• _INSTRUCTION_
All of the material below is to be returned exactly.

(Records about charts and figures)
┌──

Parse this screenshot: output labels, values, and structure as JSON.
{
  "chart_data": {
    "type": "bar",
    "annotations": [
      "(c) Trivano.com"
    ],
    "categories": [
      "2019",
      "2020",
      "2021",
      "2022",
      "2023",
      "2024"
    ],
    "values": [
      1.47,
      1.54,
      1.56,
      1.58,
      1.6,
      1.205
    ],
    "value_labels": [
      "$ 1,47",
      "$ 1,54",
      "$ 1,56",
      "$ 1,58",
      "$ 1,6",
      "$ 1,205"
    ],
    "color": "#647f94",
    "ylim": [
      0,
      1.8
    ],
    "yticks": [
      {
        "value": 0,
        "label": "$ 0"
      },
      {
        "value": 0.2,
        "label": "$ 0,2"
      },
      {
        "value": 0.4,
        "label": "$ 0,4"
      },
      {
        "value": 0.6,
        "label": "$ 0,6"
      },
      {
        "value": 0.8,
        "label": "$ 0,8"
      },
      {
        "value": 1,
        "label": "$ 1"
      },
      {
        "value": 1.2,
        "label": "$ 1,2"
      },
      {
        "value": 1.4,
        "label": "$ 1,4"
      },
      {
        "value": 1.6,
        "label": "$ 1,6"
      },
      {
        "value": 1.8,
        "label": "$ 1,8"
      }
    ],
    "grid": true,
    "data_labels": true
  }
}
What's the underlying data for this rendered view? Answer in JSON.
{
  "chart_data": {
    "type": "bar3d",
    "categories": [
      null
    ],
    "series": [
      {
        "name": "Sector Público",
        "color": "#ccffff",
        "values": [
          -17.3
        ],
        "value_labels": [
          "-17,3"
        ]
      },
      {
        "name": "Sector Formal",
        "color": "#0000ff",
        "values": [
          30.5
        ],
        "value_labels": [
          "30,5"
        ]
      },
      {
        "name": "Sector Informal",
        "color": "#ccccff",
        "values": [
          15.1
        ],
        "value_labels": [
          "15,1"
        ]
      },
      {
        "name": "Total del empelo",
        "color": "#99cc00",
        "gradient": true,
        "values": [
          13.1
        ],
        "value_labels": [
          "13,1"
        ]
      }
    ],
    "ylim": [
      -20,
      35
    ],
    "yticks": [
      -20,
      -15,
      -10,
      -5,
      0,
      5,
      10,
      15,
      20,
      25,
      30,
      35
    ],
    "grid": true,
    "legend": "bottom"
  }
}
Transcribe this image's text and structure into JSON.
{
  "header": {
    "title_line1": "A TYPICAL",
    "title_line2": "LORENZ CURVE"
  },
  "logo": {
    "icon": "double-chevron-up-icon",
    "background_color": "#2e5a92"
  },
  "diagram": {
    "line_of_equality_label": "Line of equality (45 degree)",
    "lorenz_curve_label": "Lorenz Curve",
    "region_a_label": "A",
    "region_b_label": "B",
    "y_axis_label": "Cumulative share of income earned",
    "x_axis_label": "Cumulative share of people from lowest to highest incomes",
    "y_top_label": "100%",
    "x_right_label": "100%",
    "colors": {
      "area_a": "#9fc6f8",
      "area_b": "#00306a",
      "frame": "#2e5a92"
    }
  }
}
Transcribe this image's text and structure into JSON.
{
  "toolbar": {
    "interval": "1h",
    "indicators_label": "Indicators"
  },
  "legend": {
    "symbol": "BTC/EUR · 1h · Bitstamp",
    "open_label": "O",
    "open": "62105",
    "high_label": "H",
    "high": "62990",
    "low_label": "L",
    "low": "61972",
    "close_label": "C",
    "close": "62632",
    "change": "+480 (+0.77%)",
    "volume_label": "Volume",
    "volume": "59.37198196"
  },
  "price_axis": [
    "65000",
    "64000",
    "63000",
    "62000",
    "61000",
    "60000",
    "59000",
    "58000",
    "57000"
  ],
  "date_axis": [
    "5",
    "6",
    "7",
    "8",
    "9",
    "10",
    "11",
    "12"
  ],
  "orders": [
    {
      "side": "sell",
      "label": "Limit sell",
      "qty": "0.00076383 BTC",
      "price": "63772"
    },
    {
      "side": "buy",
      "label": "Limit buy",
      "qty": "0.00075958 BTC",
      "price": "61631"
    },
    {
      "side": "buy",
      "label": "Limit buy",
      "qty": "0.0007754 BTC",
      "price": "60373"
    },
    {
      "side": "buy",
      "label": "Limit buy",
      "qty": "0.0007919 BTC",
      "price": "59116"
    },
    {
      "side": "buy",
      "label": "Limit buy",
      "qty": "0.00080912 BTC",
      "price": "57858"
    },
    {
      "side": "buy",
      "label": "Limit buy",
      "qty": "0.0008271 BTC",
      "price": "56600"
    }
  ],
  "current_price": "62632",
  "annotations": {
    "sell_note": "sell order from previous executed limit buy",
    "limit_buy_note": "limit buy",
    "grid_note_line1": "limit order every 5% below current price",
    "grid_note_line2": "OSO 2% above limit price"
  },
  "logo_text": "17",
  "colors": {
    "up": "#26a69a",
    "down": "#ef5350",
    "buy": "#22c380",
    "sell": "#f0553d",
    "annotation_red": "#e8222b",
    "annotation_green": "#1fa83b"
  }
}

└──

• _RESPONSE TO THIS EXERCISE_
Parse this screenshot: output labels, values, and structure as JSON.
{
  "chart_data": {
    "type": "bar",
    "annotations": [
      "(c) Trivano.com"
    ],
    "categories": [
      "2019",
      "2020",
      "2021",
      "2022",
      "2023",
      "2024"
    ],
    "values": [
      1.47,
      1.54,
      1.56,
      1.58,
      1.6,
      1.205
    ],
    "value_labels": [
      "$ 1,47",
      "$ 1,54",
      "$ 1,56",
      "$ 1,58",
      "$ 1,6",
      "$ 1,205"
    ],
    "color": "#647f94",
    "ylim": [
      0,
      1.8
    ],
    "yticks": [
      {
        "value": 0,
        "label": "$ 0"
      },
      {
        "value": 0.2,
        "label": "$ 0,2"
      },
      {
        "value": 0.4,
        "label": "$ 0,4"
      },
      {
        "value": 0.6,
        "label": "$ 0,6"
      },
      {
        "value": 0.8,
        "label": "$ 0,8"
      },
      {
        "value": 1,
        "label": "$ 1"
      },
      {
        "value": 1.2,
        "label": "$ 1,2"
      },
      {
        "value": 1.4,
        "label": "$ 1,4"
      },
      {
        "value": 1.6,
        "label": "$ 1,6"
      },
      {
        "value": 1.8,
        "label": "$ 1,8"
      }
    ],
    "grid": true,
    "data_labels": true
  }
}
What's the underlying data for this rendered view? Answer in JSON.
{
  "chart_data": {
    "type": "bar3d",
    "categories": [
      null
    ],
    "series": [
      {
        "name": "Sector Público",
        "color": "#ccffff",
        "values": [
          -17.3
        ],
        "value_labels": [
          "-17,3"
        ]
      },
      {
        "name": "Sector Formal",
        "color": "#0000ff",
        "values": [
          30.5
        ],
        "value_labels": [
          "30,5"
        ]
      },
      {
        "name": "Sector Informal",
        "color": "#ccccff",
        "values": [
          15.1
        ],
        "value_labels": [
          "15,1"
        ]
      },
      {
        "name": "Total del empelo",
        "color": "#99cc00",
        "gradient": true,
        "values": [
          13.1
        ],
        "value_labels": [
          "13,1"
        ]
      }
    ],
    "ylim": [
      -20,
      35
    ],
    "yticks": [
      -20,
      -15,
      -10,
      -5,
      0,
      5,
      10,
      15,
      20,
      25,
      30,
      35
    ],
    "grid": true,
    "legend": "bottom"
  }
}
Transcribe this image's text and structure into JSON.
{
  "header": {
    "title_line1": "A TYPICAL",
    "title_line2": "LORENZ CURVE"
  },
  "logo": {
    "icon": "double-chevron-up-icon",
    "background_color": "#2e5a92"
  },
  "diagram": {
    "line_of_equality_label": "Line of equality (45 degree)",
    "lorenz_curve_label": "Lorenz Curve",
    "region_a_label": "A",
    "region_b_label": "B",
    "y_axis_label": "Cumulative share of income earned",
    "x_axis_label": "Cumulative share of people from lowest to highest incomes",
    "y_top_label": "100%",
    "x_right_label": "100%",
    "colors": {
      "area_a": "#9fc6f8",
      "area_b": "#00306a",
      "frame": "#2e5a92"
    }
  }
}
Transcribe this image's text and structure into JSON.
{
  "toolbar": {
    "interval": "1h",
    "indicators_label": "Indicators"
  },
  "legend": {
    "symbol": "BTC/EUR · 1h · Bitstamp",
    "open_label": "O",
    "open": "62105",
    "high_label": "H",
    "high": "62990",
    "low_label": "L",
    "low": "61972",
    "close_label": "C",
    "close": "62632",
    "change": "+480 (+0.77%)",
    "volume_label": "Volume",
    "volume": "59.37198196"
  },
  "price_axis": [
    "65000",
    "64000",
    "63000",
    "62000",
    "61000",
    "60000",
    "59000",
    "58000",
    "57000"
  ],
  "date_axis": [
    "5",
    "6",
    "7",
    "8",
    "9",
    "10",
    "11",
    "12"
  ],
  "orders": [
    {
      "side": "sell",
      "label": "Limit sell",
      "qty": "0.00076383 BTC",
      "price": "63772"
    },
    {
      "side": "buy",
      "label": "Limit buy",
      "qty": "0.00075958 BTC",
      "price": "61631"
    },
    {
      "side": "buy",
      "label": "Limit buy",
      "qty": "0.0007754 BTC",
      "price": "60373"
    },
    {
      "side": "buy",
      "label": "Limit buy",
      "qty": "0.0007919 BTC",
      "price": "59116"
    },
    {
      "side": "buy",
      "label": "Limit buy",
      "qty": "0.00080912 BTC",
      "price": "57858"
    },
    {
      "side": "buy",
      "label": "Limit buy",
      "qty": "0.0008271 BTC",
      "price": "56600"
    }
  ],
  "current_price": "62632",
  "annotations": {
    "sell_note": "sell order from previous executed limit buy",
    "limit_buy_note": "limit buy",
    "grid_note_line1": "limit order every 5% below current price",
    "grid_note_line2": "OSO 2% above limit price"
  },
  "logo_text": "17",
  "colors": {
    "up": "#26a69a",
    "down": "#ef5350",
    "buy": "#22c380",
    "sell": "#f0553d",
    "annotation_red": "#e8222b",
    "annotation_green": "#1fa83b"
  }
}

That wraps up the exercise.